WRITTEN PROBLEM
Restate the entries word for word, omitting nothing.

ENTRIES
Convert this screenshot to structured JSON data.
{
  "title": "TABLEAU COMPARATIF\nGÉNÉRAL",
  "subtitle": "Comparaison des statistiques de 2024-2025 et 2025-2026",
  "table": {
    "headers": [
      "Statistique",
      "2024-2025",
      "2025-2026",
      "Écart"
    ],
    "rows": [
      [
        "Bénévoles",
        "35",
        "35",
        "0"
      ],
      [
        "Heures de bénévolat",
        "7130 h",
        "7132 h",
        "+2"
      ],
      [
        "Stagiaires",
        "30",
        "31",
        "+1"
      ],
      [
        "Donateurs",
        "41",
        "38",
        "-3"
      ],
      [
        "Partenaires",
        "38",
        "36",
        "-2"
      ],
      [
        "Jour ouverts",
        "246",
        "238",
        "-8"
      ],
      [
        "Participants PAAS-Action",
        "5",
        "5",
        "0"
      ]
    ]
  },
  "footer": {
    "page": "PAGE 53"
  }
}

REPLY
Convert this screenshot to structured JSON data.
{
  "title": "TABLEAU COMPARATIF\nGÉNÉRAL",
  "subtitle": "Comparaison des statistiques de 2024-2025 et 2025-2026",
  "table": {
    "headers": [
      "Statistique",
      "2024-2025",
      "2025-2026",
      "Écart"
    ],
    "rows": [
      [
        "Bénévoles",
        "35",
        "35",
        "0"
      ],
      [
        "Heures de bénévolat",
        "7130 h",
        "7132 h",
        "+2"
      ],
      [
        "Stagiaires",
        "30",
        "31",
        "+1"
      ],
      [
        "Donateurs",
        "41",
        "38",
        "-3"
      ],
      [
        "Partenaires",
        "38",
        "36",
        "-2"
      ],
      [
        "Jour ouverts",
        "246",
        "238",
        "-8"
      ],
      [
        "Participants PAAS-Action",
        "5",
        "5",
        "0"
      ]
    ]
  },
  "footer": {
    "page": "PAGE 53"
  }
}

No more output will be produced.